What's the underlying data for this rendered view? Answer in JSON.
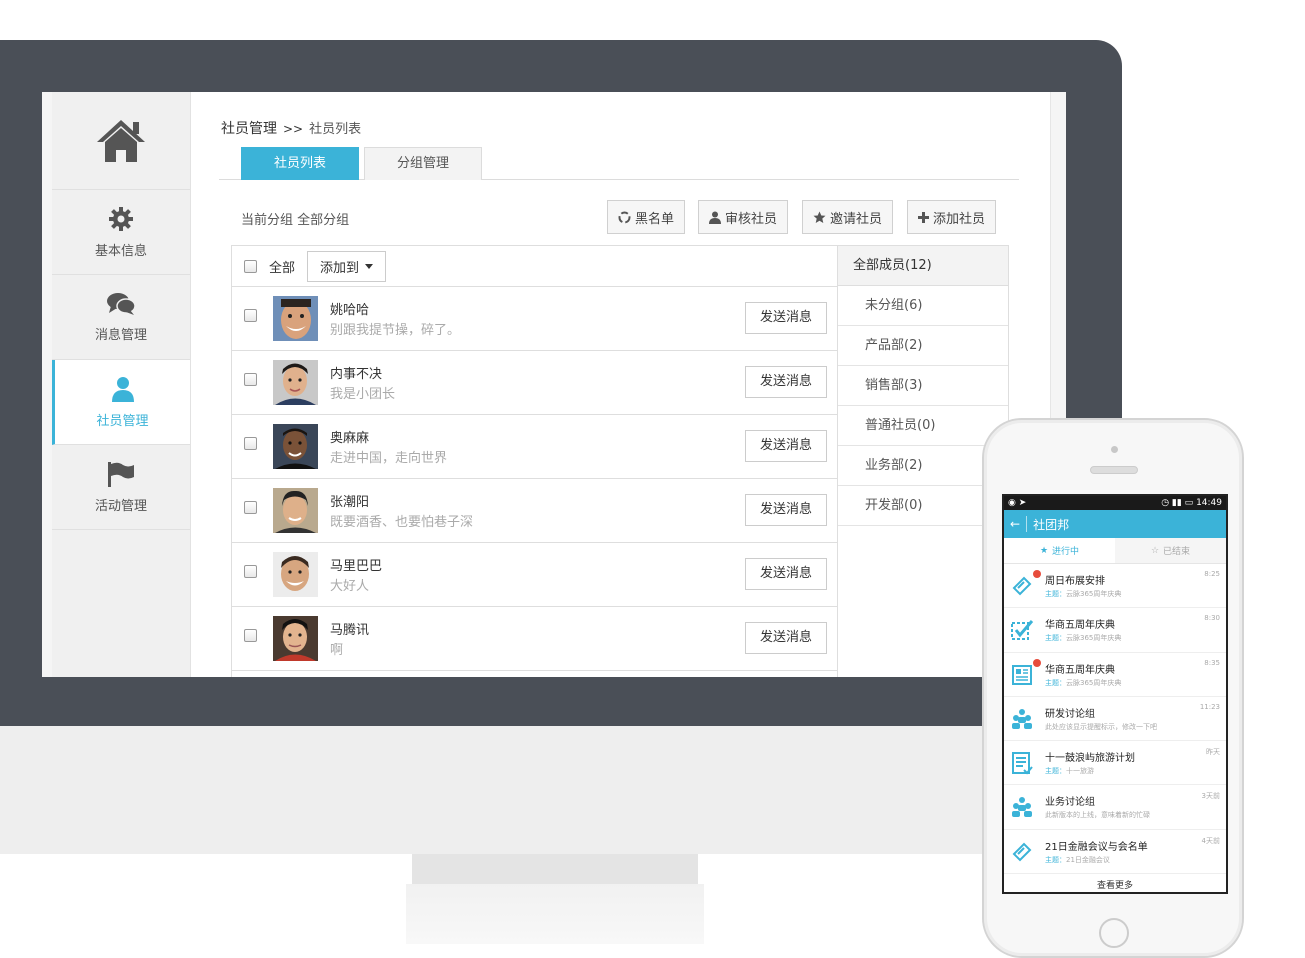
{
  "sidebar": {
    "items": [
      {
        "label": "基本信息",
        "icon": "gear-icon"
      },
      {
        "label": "消息管理",
        "icon": "chat-icon"
      },
      {
        "label": "社员管理",
        "icon": "user-icon",
        "active": true
      },
      {
        "label": "活动管理",
        "icon": "flag-icon"
      }
    ]
  },
  "breadcrumb": {
    "root": "社员管理",
    "sep": ">>",
    "current": "社员列表"
  },
  "tabs": [
    {
      "label": "社员列表",
      "active": true
    },
    {
      "label": "分组管理"
    }
  ],
  "group_info": "当前分组 全部分组",
  "toolbar": {
    "blacklist": "黑名单",
    "review": "审核社员",
    "invite": "邀请社员",
    "add": "添加社员"
  },
  "list": {
    "select_all": "全部",
    "add_to": "添加到",
    "send_label": "发送消息",
    "rows": [
      {
        "name": "姚哈哈",
        "motto": "别跟我提节操，碎了。"
      },
      {
        "name": "内事不决",
        "motto": "我是小团长"
      },
      {
        "name": "奥麻麻",
        "motto": "走进中国，走向世界"
      },
      {
        "name": "张潮阳",
        "motto": "既要酒香、也要怕巷子深"
      },
      {
        "name": "马里巴巴",
        "motto": "大好人"
      },
      {
        "name": "马腾讯",
        "motto": "啊"
      }
    ]
  },
  "groups": {
    "all": "全部成员(12)",
    "items": [
      "未分组(6)",
      "产品部(2)",
      "销售部(3)",
      "普通社员(0)",
      "业务部(2)",
      "开发部(0)"
    ]
  },
  "phone": {
    "status_time": "14:49",
    "app_title": "社团邦",
    "tabs": [
      "进行中",
      "已结束"
    ],
    "items": [
      {
        "title": "周日布展安排",
        "sub_label": "主题：",
        "sub": "云脉365周年庆典",
        "time": "8:25",
        "icon": "doc-pin-icon",
        "dot": true
      },
      {
        "title": "华商五周年庆典",
        "sub_label": "主题：",
        "sub": "云脉365周年庆典",
        "time": "8:30",
        "icon": "checkbox-icon",
        "dot": false
      },
      {
        "title": "华商五周年庆典",
        "sub_label": "主题：",
        "sub": "云脉365周年庆典",
        "time": "8:35",
        "icon": "newspaper-icon",
        "dot": true
      },
      {
        "title": "研发讨论组",
        "sub_label": "",
        "sub": "此处应该显示提醒标示，修改一下吧",
        "time": "11:23",
        "icon": "group-icon",
        "dot": false
      },
      {
        "title": "十一鼓浪屿旅游计划",
        "sub_label": "主题：",
        "sub": "十一旅游",
        "time": "昨天",
        "icon": "list-icon",
        "dot": false
      },
      {
        "title": "业务讨论组",
        "sub_label": "",
        "sub": "此新版本的上线，意味着新的忙碌",
        "time": "3天前",
        "icon": "group-icon",
        "dot": false
      },
      {
        "title": "21日金融会议与会名单",
        "sub_label": "主题：",
        "sub": "21日金融会议",
        "time": "4天前",
        "icon": "doc-pin-icon",
        "dot": false
      }
    ],
    "more": "查看更多"
  }
}
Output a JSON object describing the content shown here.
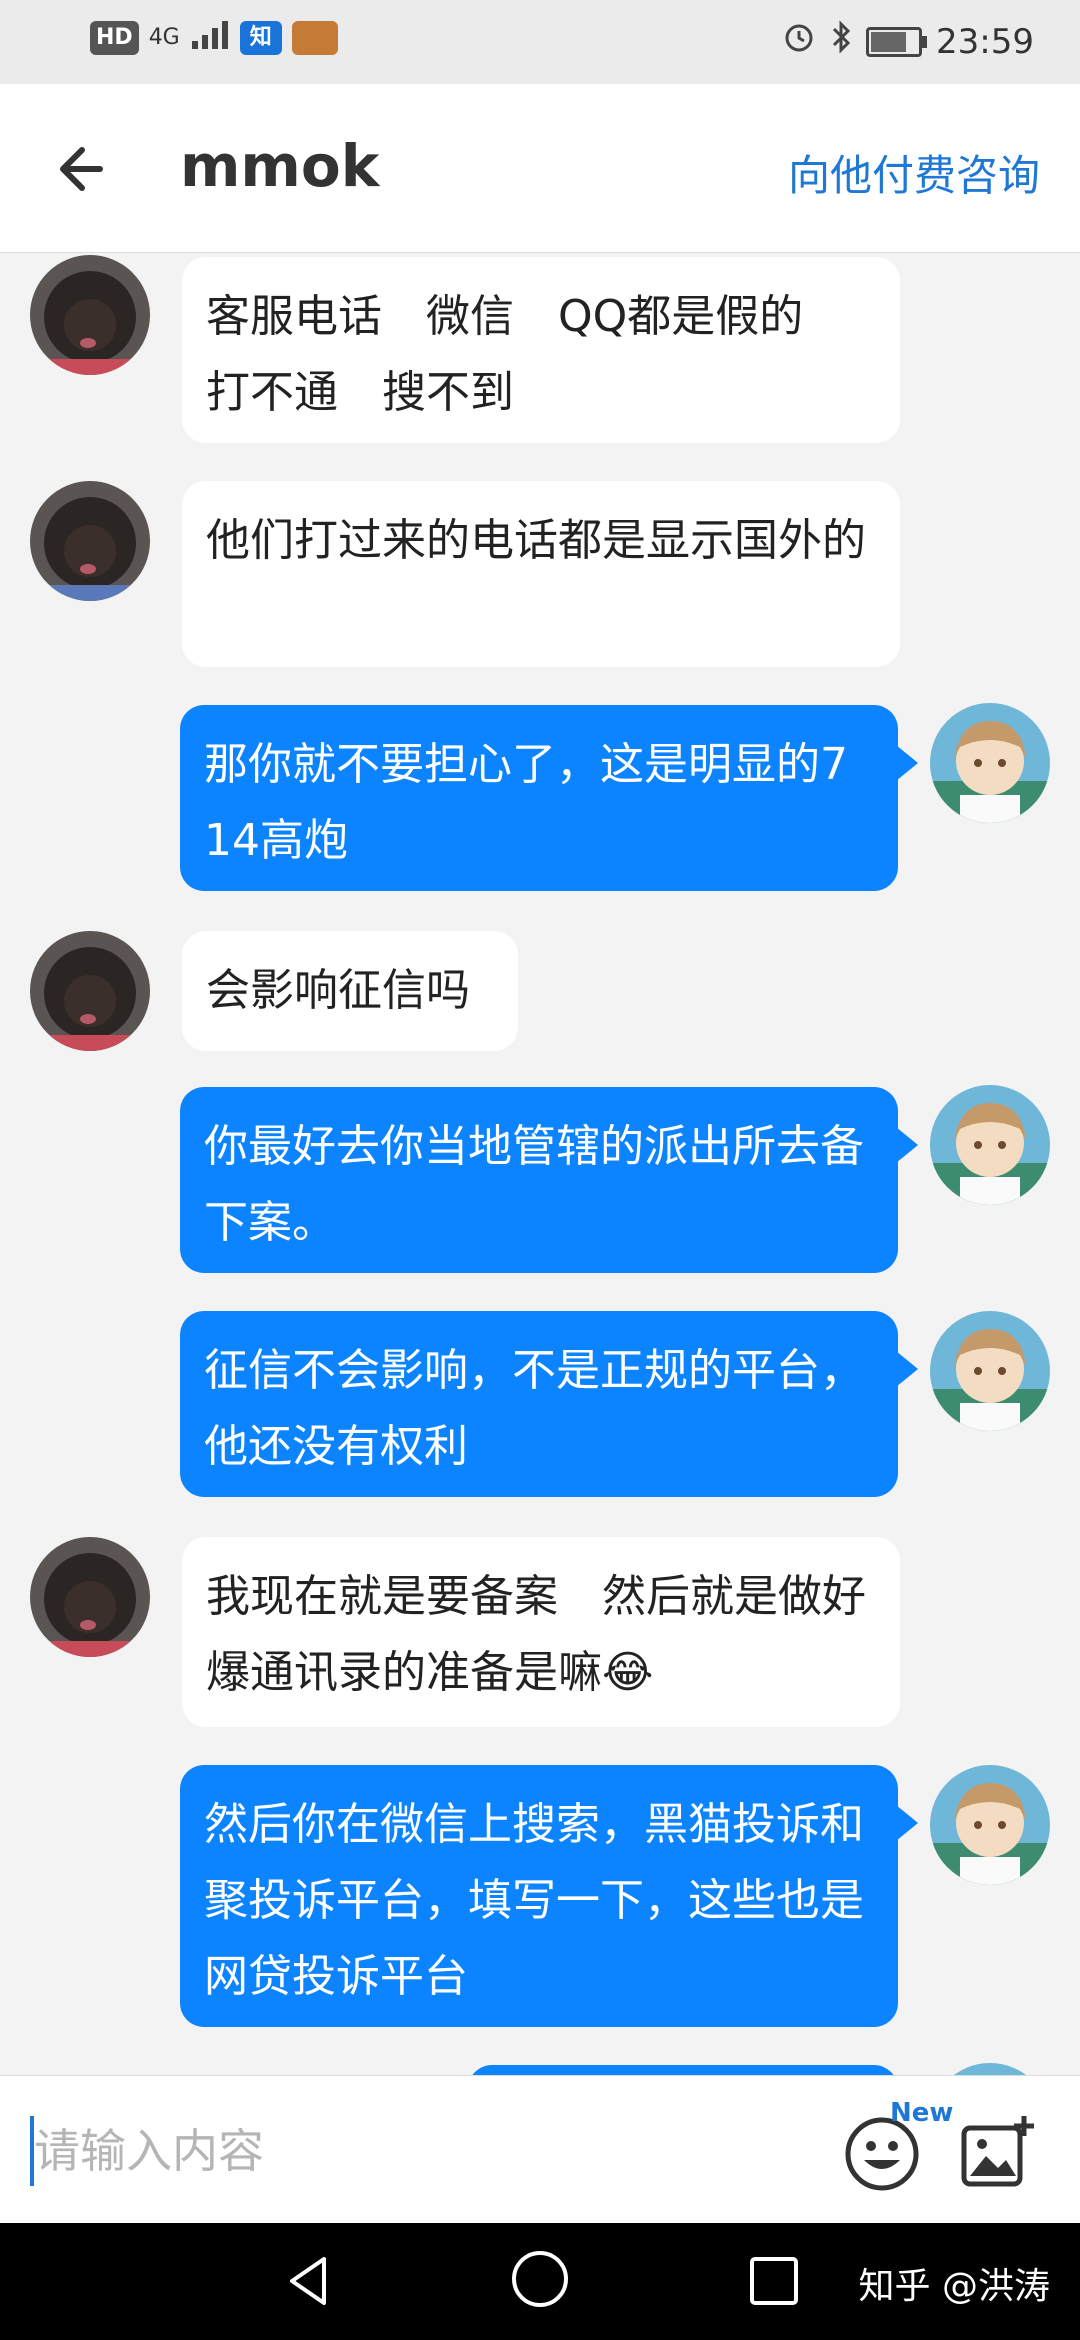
{
  "status_bar": {
    "hd": "HD",
    "network": "4G",
    "zhihu_badge": "知",
    "time": "23:59"
  },
  "header": {
    "back_icon": "arrow-left",
    "title": "mmok",
    "consult_label": "向他付费咨询"
  },
  "messages": [
    {
      "side": "in",
      "text": "客服电话　微信　QQ都是假的　打不通　搜不到"
    },
    {
      "side": "in",
      "text": "他们打过来的电话都是显示国外的"
    },
    {
      "side": "out",
      "text": "那你就不要担心了，这是明显的714高炮"
    },
    {
      "side": "in",
      "text": "会影响征信吗"
    },
    {
      "side": "out",
      "text": "你最好去你当地管辖的派出所去备下案。"
    },
    {
      "side": "out",
      "text": "征信不会影响，不是正规的平台，他还没有权利"
    },
    {
      "side": "in",
      "text": "我现在就是要备案　然后就是做好爆通讯录的准备是嘛😂"
    },
    {
      "side": "out",
      "text": "然后你在微信上搜索，黑猫投诉和聚投诉平台，填写一下，这些也是网贷投诉平台"
    },
    {
      "side": "out",
      "text": ""
    }
  ],
  "input_bar": {
    "placeholder": "请输入内容",
    "new_badge": "New",
    "emoji_icon": "emoji-icon",
    "image_icon": "image-add-icon"
  },
  "nav_bar": {
    "watermark": "知乎 @洪涛"
  }
}
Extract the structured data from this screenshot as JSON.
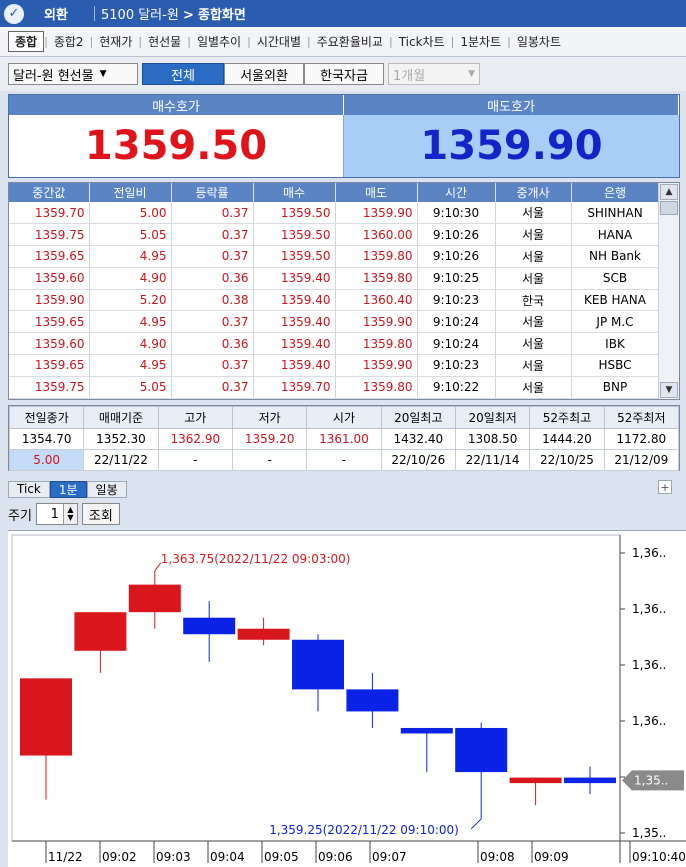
{
  "title_bar": {
    "menu": "외환",
    "screen_code": "5100 달러-원",
    "screen_name": "종합화면"
  },
  "tabs": [
    "종합",
    "종합2",
    "현재가",
    "현선물",
    "일별추이",
    "시간대별",
    "주요환율비교",
    "Tick차트",
    "1분차트",
    "일봉차트"
  ],
  "active_tab": "종합",
  "controls": {
    "instrument": "달러-원 현선물",
    "segments": [
      "전체",
      "서울외환",
      "한국자금"
    ],
    "active_segment": "전체",
    "period_combo": "1개월"
  },
  "quote": {
    "bid_label": "매수호가",
    "ask_label": "매도호가",
    "bid": "1359.50",
    "ask": "1359.90"
  },
  "trades": {
    "columns": [
      "중간값",
      "전일비",
      "등락률",
      "매수",
      "매도",
      "시간",
      "중개사",
      "은행"
    ],
    "rows": [
      [
        "1359.70",
        "5.00",
        "0.37",
        "1359.50",
        "1359.90",
        "9:10:30",
        "서울",
        "SHINHAN"
      ],
      [
        "1359.75",
        "5.05",
        "0.37",
        "1359.50",
        "1360.00",
        "9:10:26",
        "서울",
        "HANA"
      ],
      [
        "1359.65",
        "4.95",
        "0.37",
        "1359.50",
        "1359.80",
        "9:10:26",
        "서울",
        "NH Bank"
      ],
      [
        "1359.60",
        "4.90",
        "0.36",
        "1359.40",
        "1359.80",
        "9:10:25",
        "서울",
        "SCB"
      ],
      [
        "1359.90",
        "5.20",
        "0.38",
        "1359.40",
        "1360.40",
        "9:10:23",
        "한국",
        "KEB HANA"
      ],
      [
        "1359.65",
        "4.95",
        "0.37",
        "1359.40",
        "1359.90",
        "9:10:24",
        "서울",
        "JP M.C"
      ],
      [
        "1359.60",
        "4.90",
        "0.36",
        "1359.40",
        "1359.80",
        "9:10:24",
        "서울",
        "IBK"
      ],
      [
        "1359.65",
        "4.95",
        "0.37",
        "1359.40",
        "1359.90",
        "9:10:23",
        "서울",
        "HSBC"
      ],
      [
        "1359.75",
        "5.05",
        "0.37",
        "1359.70",
        "1359.80",
        "9:10:22",
        "서울",
        "BNP"
      ]
    ]
  },
  "summary": {
    "headers": [
      "전일종가",
      "매매기준",
      "고가",
      "저가",
      "시가",
      "20일최고",
      "20일최저",
      "52주최고",
      "52주최저"
    ],
    "values": [
      "1354.70",
      "1352.30",
      "1362.90",
      "1359.20",
      "1361.00",
      "1432.40",
      "1308.50",
      "1444.20",
      "1172.80"
    ],
    "sub": [
      "5.00",
      "22/11/22",
      "-",
      "-",
      "-",
      "22/10/26",
      "22/11/14",
      "22/10/25",
      "21/12/09"
    ]
  },
  "chart_tabs": [
    "Tick",
    "1분",
    "일봉"
  ],
  "active_chart_tab": "1분",
  "period": {
    "label": "주기",
    "value": "1",
    "query": "조회"
  },
  "chart_data": {
    "type": "candlestick",
    "x_labels": [
      "11/22",
      "09:02",
      "09:03",
      "09:04",
      "09:05",
      "09:06",
      "09:07",
      "09:08",
      "09:09",
      "09:10:40"
    ],
    "y_tick_labels": [
      "1,36..",
      "1,36..",
      "1,36..",
      "1,36..",
      "1,36..",
      "1,35.."
    ],
    "current_price_label": "1,35..",
    "candles": [
      {
        "open": 1360.4,
        "high": 1360.9,
        "low": 1359.6,
        "close": 1361.8,
        "up": true
      },
      {
        "open": 1362.3,
        "high": 1362.4,
        "low": 1361.9,
        "close": 1363.0,
        "up": true
      },
      {
        "open": 1363.0,
        "high": 1363.75,
        "low": 1362.7,
        "close": 1363.5,
        "up": true
      },
      {
        "open": 1362.9,
        "high": 1363.2,
        "low": 1362.1,
        "close": 1362.6,
        "up": false
      },
      {
        "open": 1362.7,
        "high": 1362.9,
        "low": 1362.4,
        "close": 1362.5,
        "up": true
      },
      {
        "open": 1362.5,
        "high": 1362.6,
        "low": 1361.2,
        "close": 1361.6,
        "up": false
      },
      {
        "open": 1361.6,
        "high": 1361.9,
        "low": 1360.9,
        "close": 1361.2,
        "up": false
      },
      {
        "open": 1360.9,
        "high": 1360.9,
        "low": 1360.1,
        "close": 1360.8,
        "up": false
      },
      {
        "open": 1360.9,
        "high": 1361.0,
        "low": 1359.25,
        "close": 1360.1,
        "up": false
      },
      {
        "open": 1359.9,
        "high": 1359.9,
        "low": 1359.5,
        "close": 1360.0,
        "up": true
      },
      {
        "open": 1360.0,
        "high": 1360.2,
        "low": 1359.7,
        "close": 1359.9,
        "up": false
      }
    ],
    "annotation_high": "1,363.75(2022/11/22 09:03:00)",
    "annotation_low": "1,359.25(2022/11/22 09:10:00)",
    "up_color": "#d9161c",
    "down_color": "#0b23e6"
  }
}
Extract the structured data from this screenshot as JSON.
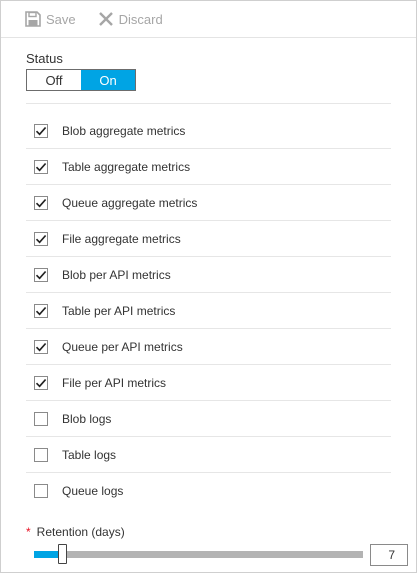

**Set problem:** Filter the listing for the word "text" and copy every line that holds it.

**Written response:**
      "text": "客服电话　微信　QQ都是假的　打不通　搜不到"
      "text": "他们打过来的电话都是显示国外的"
      "text": "那你就不要担心了，这是明显的714高炮"
      "text": "会影响征信吗"
      "text": "你最好去你当地管辖的派出所去备下案。"
      "text": "征信不会影响，不是正规的平台，他还没有权利"
      "text": "我现在就是要备案　然后就是做好爆通讯录的准备是嘛😂"
      "text": "然后你在微信上搜索，黑猫投诉和聚投诉平台，填写一下，这些也是网贷投诉平台"
      "text": ""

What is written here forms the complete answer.